TASK PROMPT:
Give back every line exactly as it appears, pictures excluded.

[Data records]
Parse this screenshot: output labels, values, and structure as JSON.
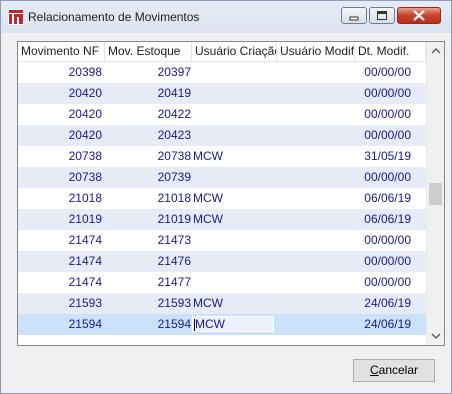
{
  "window": {
    "title": "Relacionamento de Movimentos"
  },
  "grid": {
    "columns": [
      "Movimento NF",
      "Mov. Estoque",
      "Usuário Criação",
      "Usuário Modif.",
      "Dt. Modif."
    ],
    "rows": [
      {
        "nf": "20398",
        "estoque": "20397",
        "criacao": "",
        "modif": "",
        "dt": "00/00/00"
      },
      {
        "nf": "20420",
        "estoque": "20419",
        "criacao": "",
        "modif": "",
        "dt": "00/00/00"
      },
      {
        "nf": "20420",
        "estoque": "20422",
        "criacao": "",
        "modif": "",
        "dt": "00/00/00"
      },
      {
        "nf": "20420",
        "estoque": "20423",
        "criacao": "",
        "modif": "",
        "dt": "00/00/00"
      },
      {
        "nf": "20738",
        "estoque": "20738",
        "criacao": "MCW",
        "modif": "",
        "dt": "31/05/19"
      },
      {
        "nf": "20738",
        "estoque": "20739",
        "criacao": "",
        "modif": "",
        "dt": "00/00/00"
      },
      {
        "nf": "21018",
        "estoque": "21018",
        "criacao": "MCW",
        "modif": "",
        "dt": "06/06/19"
      },
      {
        "nf": "21019",
        "estoque": "21019",
        "criacao": "MCW",
        "modif": "",
        "dt": "06/06/19"
      },
      {
        "nf": "21474",
        "estoque": "21473",
        "criacao": "",
        "modif": "",
        "dt": "00/00/00"
      },
      {
        "nf": "21474",
        "estoque": "21476",
        "criacao": "",
        "modif": "",
        "dt": "00/00/00"
      },
      {
        "nf": "21474",
        "estoque": "21477",
        "criacao": "",
        "modif": "",
        "dt": "00/00/00"
      },
      {
        "nf": "21593",
        "estoque": "21593",
        "criacao": "MCW",
        "modif": "",
        "dt": "24/06/19"
      },
      {
        "nf": "21594",
        "estoque": "21594",
        "criacao": "MCW",
        "modif": "",
        "dt": "24/06/19"
      }
    ],
    "selected_row": 12
  },
  "buttons": {
    "cancel_prefix": "",
    "cancel_underlined": "C",
    "cancel_rest": "ancelar"
  },
  "icons": {
    "app": "app-logo-icon",
    "minimize": "minimize-icon",
    "maximize": "maximize-icon",
    "close": "close-icon",
    "scroll_up": "chevron-up-icon",
    "scroll_down": "chevron-down-icon"
  },
  "colors": {
    "cell_text": "#19198c",
    "alt_row": "#e6ebf6",
    "selected_row": "#cce2fb",
    "close_button": "#c7412e"
  }
}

TASK RESPONSE:
Parse this screenshot: output labels, values, and structure as JSON.
{
  "window": {
    "title": "Relacionamento de Movimentos"
  },
  "grid": {
    "columns": [
      "Movimento NF",
      "Mov. Estoque",
      "Usuário Criação",
      "Usuário Modif.",
      "Dt. Modif."
    ],
    "rows": [
      {
        "nf": "20398",
        "estoque": "20397",
        "criacao": "",
        "modif": "",
        "dt": "00/00/00"
      },
      {
        "nf": "20420",
        "estoque": "20419",
        "criacao": "",
        "modif": "",
        "dt": "00/00/00"
      },
      {
        "nf": "20420",
        "estoque": "20422",
        "criacao": "",
        "modif": "",
        "dt": "00/00/00"
      },
      {
        "nf": "20420",
        "estoque": "20423",
        "criacao": "",
        "modif": "",
        "dt": "00/00/00"
      },
      {
        "nf": "20738",
        "estoque": "20738",
        "criacao": "MCW",
        "modif": "",
        "dt": "31/05/19"
      },
      {
        "nf": "20738",
        "estoque": "20739",
        "criacao": "",
        "modif": "",
        "dt": "00/00/00"
      },
      {
        "nf": "21018",
        "estoque": "21018",
        "criacao": "MCW",
        "modif": "",
        "dt": "06/06/19"
      },
      {
        "nf": "21019",
        "estoque": "21019",
        "criacao": "MCW",
        "modif": "",
        "dt": "06/06/19"
      },
      {
        "nf": "21474",
        "estoque": "21473",
        "criacao": "",
        "modif": "",
        "dt": "00/00/00"
      },
      {
        "nf": "21474",
        "estoque": "21476",
        "criacao": "",
        "modif": "",
        "dt": "00/00/00"
      },
      {
        "nf": "21474",
        "estoque": "21477",
        "criacao": "",
        "modif": "",
        "dt": "00/00/00"
      },
      {
        "nf": "21593",
        "estoque": "21593",
        "criacao": "MCW",
        "modif": "",
        "dt": "24/06/19"
      },
      {
        "nf": "21594",
        "estoque": "21594",
        "criacao": "MCW",
        "modif": "",
        "dt": "24/06/19"
      }
    ],
    "selected_row": 12
  },
  "buttons": {
    "cancel_prefix": "",
    "cancel_underlined": "C",
    "cancel_rest": "ancelar"
  },
  "icons": {
    "app": "app-logo-icon",
    "minimize": "minimize-icon",
    "maximize": "maximize-icon",
    "close": "close-icon",
    "scroll_up": "chevron-up-icon",
    "scroll_down": "chevron-down-icon"
  },
  "colors": {
    "cell_text": "#19198c",
    "alt_row": "#e6ebf6",
    "selected_row": "#cce2fb",
    "close_button": "#c7412e"
  }
}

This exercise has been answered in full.